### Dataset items
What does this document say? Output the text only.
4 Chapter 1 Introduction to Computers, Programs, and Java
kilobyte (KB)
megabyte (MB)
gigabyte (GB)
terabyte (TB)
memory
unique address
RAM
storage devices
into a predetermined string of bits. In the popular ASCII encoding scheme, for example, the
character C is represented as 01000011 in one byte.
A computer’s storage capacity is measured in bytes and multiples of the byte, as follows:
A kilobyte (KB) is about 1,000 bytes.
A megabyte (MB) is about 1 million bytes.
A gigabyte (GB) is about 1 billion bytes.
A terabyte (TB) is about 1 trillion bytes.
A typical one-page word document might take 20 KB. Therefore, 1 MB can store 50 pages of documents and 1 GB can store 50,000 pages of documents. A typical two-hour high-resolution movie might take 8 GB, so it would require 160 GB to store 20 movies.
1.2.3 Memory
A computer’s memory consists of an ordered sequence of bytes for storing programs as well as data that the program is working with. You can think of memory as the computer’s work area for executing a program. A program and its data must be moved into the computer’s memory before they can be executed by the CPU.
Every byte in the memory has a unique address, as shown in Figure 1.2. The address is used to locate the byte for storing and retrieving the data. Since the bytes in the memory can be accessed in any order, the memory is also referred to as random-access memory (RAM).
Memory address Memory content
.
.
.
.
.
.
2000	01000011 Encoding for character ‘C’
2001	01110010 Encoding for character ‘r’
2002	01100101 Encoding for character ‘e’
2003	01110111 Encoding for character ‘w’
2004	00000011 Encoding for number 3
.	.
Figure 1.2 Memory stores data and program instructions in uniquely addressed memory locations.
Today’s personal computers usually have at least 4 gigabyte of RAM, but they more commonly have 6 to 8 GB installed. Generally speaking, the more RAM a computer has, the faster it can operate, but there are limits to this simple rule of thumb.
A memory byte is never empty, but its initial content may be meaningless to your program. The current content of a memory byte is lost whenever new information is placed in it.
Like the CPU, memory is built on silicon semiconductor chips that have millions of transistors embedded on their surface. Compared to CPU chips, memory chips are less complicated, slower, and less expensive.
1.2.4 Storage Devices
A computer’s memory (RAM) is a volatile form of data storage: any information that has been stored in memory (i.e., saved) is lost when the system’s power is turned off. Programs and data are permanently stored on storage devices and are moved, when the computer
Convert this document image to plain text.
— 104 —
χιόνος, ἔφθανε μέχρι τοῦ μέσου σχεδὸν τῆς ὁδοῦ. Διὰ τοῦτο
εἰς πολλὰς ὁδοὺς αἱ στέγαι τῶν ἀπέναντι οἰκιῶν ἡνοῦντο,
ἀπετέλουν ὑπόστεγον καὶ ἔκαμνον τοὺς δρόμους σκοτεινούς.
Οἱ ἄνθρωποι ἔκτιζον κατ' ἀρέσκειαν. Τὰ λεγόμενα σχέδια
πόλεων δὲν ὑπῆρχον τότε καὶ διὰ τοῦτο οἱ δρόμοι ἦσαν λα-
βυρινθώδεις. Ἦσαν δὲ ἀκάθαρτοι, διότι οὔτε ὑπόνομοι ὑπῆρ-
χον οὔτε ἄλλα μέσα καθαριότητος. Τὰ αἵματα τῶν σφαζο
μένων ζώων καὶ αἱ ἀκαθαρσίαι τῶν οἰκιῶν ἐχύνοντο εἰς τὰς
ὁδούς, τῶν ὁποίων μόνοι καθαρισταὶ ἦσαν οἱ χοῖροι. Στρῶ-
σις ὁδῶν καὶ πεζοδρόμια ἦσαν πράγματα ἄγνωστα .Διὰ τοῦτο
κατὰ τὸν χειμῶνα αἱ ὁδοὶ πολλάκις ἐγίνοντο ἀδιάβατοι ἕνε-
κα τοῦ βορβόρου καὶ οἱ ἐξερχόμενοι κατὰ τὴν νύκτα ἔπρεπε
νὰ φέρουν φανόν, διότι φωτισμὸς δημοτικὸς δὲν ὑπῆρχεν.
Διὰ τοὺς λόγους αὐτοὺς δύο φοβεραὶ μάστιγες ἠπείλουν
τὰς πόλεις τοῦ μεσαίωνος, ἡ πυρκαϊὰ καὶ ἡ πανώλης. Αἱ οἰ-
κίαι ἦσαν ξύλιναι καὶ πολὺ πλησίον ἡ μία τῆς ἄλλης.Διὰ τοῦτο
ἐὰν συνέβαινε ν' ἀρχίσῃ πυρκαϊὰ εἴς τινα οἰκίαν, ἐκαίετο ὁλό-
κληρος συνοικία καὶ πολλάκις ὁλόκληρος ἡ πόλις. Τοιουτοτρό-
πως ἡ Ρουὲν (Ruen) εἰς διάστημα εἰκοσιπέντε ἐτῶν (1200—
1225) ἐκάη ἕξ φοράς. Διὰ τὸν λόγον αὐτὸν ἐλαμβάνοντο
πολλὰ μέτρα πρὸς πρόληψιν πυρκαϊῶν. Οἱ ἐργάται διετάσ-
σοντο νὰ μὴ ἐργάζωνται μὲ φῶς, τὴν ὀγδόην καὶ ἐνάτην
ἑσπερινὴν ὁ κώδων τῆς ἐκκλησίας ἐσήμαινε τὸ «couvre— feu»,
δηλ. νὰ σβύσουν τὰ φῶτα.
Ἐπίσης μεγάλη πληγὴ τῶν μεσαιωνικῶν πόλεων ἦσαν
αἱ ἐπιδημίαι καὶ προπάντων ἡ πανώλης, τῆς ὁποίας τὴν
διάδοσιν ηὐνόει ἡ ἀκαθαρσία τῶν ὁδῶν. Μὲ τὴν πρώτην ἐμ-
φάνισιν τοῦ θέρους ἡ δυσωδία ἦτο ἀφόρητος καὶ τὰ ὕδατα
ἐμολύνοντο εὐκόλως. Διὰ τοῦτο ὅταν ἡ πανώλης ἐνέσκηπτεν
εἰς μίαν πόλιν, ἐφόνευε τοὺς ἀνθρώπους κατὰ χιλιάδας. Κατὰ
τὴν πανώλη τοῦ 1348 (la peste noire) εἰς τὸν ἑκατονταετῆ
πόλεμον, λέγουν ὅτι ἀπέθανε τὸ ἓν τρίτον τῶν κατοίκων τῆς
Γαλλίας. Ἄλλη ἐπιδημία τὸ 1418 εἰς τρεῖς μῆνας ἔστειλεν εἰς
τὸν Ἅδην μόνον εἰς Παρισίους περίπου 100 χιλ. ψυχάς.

### Set problem
Your task is to extract all of the records exactly.

### Completed exercise
What does this document say? Output the text only.
4 Chapter 1 Introduction to Computers, Programs, and Java
kilobyte (KB)
megabyte (MB)
gigabyte (GB)
terabyte (TB)
memory
unique address
RAM
storage devices
into a predetermined string of bits. In the popular ASCII encoding scheme, for example, the
character C is represented as 01000011 in one byte.
A computer’s storage capacity is measured in bytes and multiples of the byte, as follows:
A kilobyte (KB) is about 1,000 bytes.
A megabyte (MB) is about 1 million bytes.
A gigabyte (GB) is about 1 billion bytes.
A terabyte (TB) is about 1 trillion bytes.
A typical one-page word document might take 20 KB. Therefore, 1 MB can store 50 pages of documents and 1 GB can store 50,000 pages of documents. A typical two-hour high-resolution movie might take 8 GB, so it would require 160 GB to store 20 movies.
1.2.3 Memory
A computer’s memory consists of an ordered sequence of bytes for storing programs as well as data that the program is working with. You can think of memory as the computer’s work area for executing a program. A program and its data must be moved into the computer’s memory before they can be executed by the CPU.
Every byte in the memory has a unique address, as shown in Figure 1.2. The address is used to locate the byte for storing and retrieving the data. Since the bytes in the memory can be accessed in any order, the memory is also referred to as random-access memory (RAM).
Memory address Memory content
.
.
.
.
.
.
2000	01000011 Encoding for character ‘C’
2001	01110010 Encoding for character ‘r’
2002	01100101 Encoding for character ‘e’
2003	01110111 Encoding for character ‘w’
2004	00000011 Encoding for number 3
.	.
Figure 1.2 Memory stores data and program instructions in uniquely addressed memory locations.
Today’s personal computers usually have at least 4 gigabyte of RAM, but they more commonly have 6 to 8 GB installed. Generally speaking, the more RAM a computer has, the faster it can operate, but there are limits to this simple rule of thumb.
A memory byte is never empty, but its initial content may be meaningless to your program. The current content of a memory byte is lost whenever new information is placed in it.
Like the CPU, memory is built on silicon semiconductor chips that have millions of transistors embedded on their surface. Compared to CPU chips, memory chips are less complicated, slower, and less expensive.
1.2.4 Storage Devices
A computer’s memory (RAM) is a volatile form of data storage: any information that has been stored in memory (i.e., saved) is lost when the system’s power is turned off. Programs and data are permanently stored on storage devices and are moved, when the computer
Convert this document image to plain text.
— 104 —
χιόνος, ἔφθανε μέχρι τοῦ μέσου σχεδὸν τῆς ὁδοῦ. Διὰ τοῦτο
εἰς πολλὰς ὁδοὺς αἱ στέγαι τῶν ἀπέναντι οἰκιῶν ἡνοῦντο,
ἀπετέλουν ὑπόστεγον καὶ ἔκαμνον τοὺς δρόμους σκοτεινούς.
Οἱ ἄνθρωποι ἔκτιζον κατ' ἀρέσκειαν. Τὰ λεγόμενα σχέδια
πόλεων δὲν ὑπῆρχον τότε καὶ διὰ τοῦτο οἱ δρόμοι ἦσαν λα-
βυρινθώδεις. Ἦσαν δὲ ἀκάθαρτοι, διότι οὔτε ὑπόνομοι ὑπῆρ-
χον οὔτε ἄλλα μέσα καθαριότητος. Τὰ αἵματα τῶν σφαζο
μένων ζώων καὶ αἱ ἀκαθαρσίαι τῶν οἰκιῶν ἐχύνοντο εἰς τὰς
ὁδούς, τῶν ὁποίων μόνοι καθαρισταὶ ἦσαν οἱ χοῖροι. Στρῶ-
σις ὁδῶν καὶ πεζοδρόμια ἦσαν πράγματα ἄγνωστα .Διὰ τοῦτο
κατὰ τὸν χειμῶνα αἱ ὁδοὶ πολλάκις ἐγίνοντο ἀδιάβατοι ἕνε-
κα τοῦ βορβόρου καὶ οἱ ἐξερχόμενοι κατὰ τὴν νύκτα ἔπρεπε
νὰ φέρουν φανόν, διότι φωτισμὸς δημοτικὸς δὲν ὑπῆρχεν.
Διὰ τοὺς λόγους αὐτοὺς δύο φοβεραὶ μάστιγες ἠπείλουν
τὰς πόλεις τοῦ μεσαίωνος, ἡ πυρκαϊὰ καὶ ἡ πανώλης. Αἱ οἰ-
κίαι ἦσαν ξύλιναι καὶ πολὺ πλησίον ἡ μία τῆς ἄλλης.Διὰ τοῦτο
ἐὰν συνέβαινε ν' ἀρχίσῃ πυρκαϊὰ εἴς τινα οἰκίαν, ἐκαίετο ὁλό-
κληρος συνοικία καὶ πολλάκις ὁλόκληρος ἡ πόλις. Τοιουτοτρό-
πως ἡ Ρουὲν (Ruen) εἰς διάστημα εἰκοσιπέντε ἐτῶν (1200—
1225) ἐκάη ἕξ φοράς. Διὰ τὸν λόγον αὐτὸν ἐλαμβάνοντο
πολλὰ μέτρα πρὸς πρόληψιν πυρκαϊῶν. Οἱ ἐργάται διετάσ-
σοντο νὰ μὴ ἐργάζωνται μὲ φῶς, τὴν ὀγδόην καὶ ἐνάτην
ἑσπερινὴν ὁ κώδων τῆς ἐκκλησίας ἐσήμαινε τὸ «couvre— feu»,
δηλ. νὰ σβύσουν τὰ φῶτα.
Ἐπίσης μεγάλη πληγὴ τῶν μεσαιωνικῶν πόλεων ἦσαν
αἱ ἐπιδημίαι καὶ προπάντων ἡ πανώλης, τῆς ὁποίας τὴν
διάδοσιν ηὐνόει ἡ ἀκαθαρσία τῶν ὁδῶν. Μὲ τὴν πρώτην ἐμ-
φάνισιν τοῦ θέρους ἡ δυσωδία ἦτο ἀφόρητος καὶ τὰ ὕδατα
ἐμολύνοντο εὐκόλως. Διὰ τοῦτο ὅταν ἡ πανώλης ἐνέσκηπτεν
εἰς μίαν πόλιν, ἐφόνευε τοὺς ἀνθρώπους κατὰ χιλιάδας. Κατὰ
τὴν πανώλη τοῦ 1348 (la peste noire) εἰς τὸν ἑκατονταετῆ
πόλεμον, λέγουν ὅτι ἀπέθανε τὸ ἓν τρίτον τῶν κατοίκων τῆς
Γαλλίας. Ἄλλη ἐπιδημία τὸ 1418 εἰς τρεῖς μῆνας ἔστειλεν εἰς
τὸν Ἅδην μόνον εἰς Παρισίους περίπου 100 χιλ. ψυχάς.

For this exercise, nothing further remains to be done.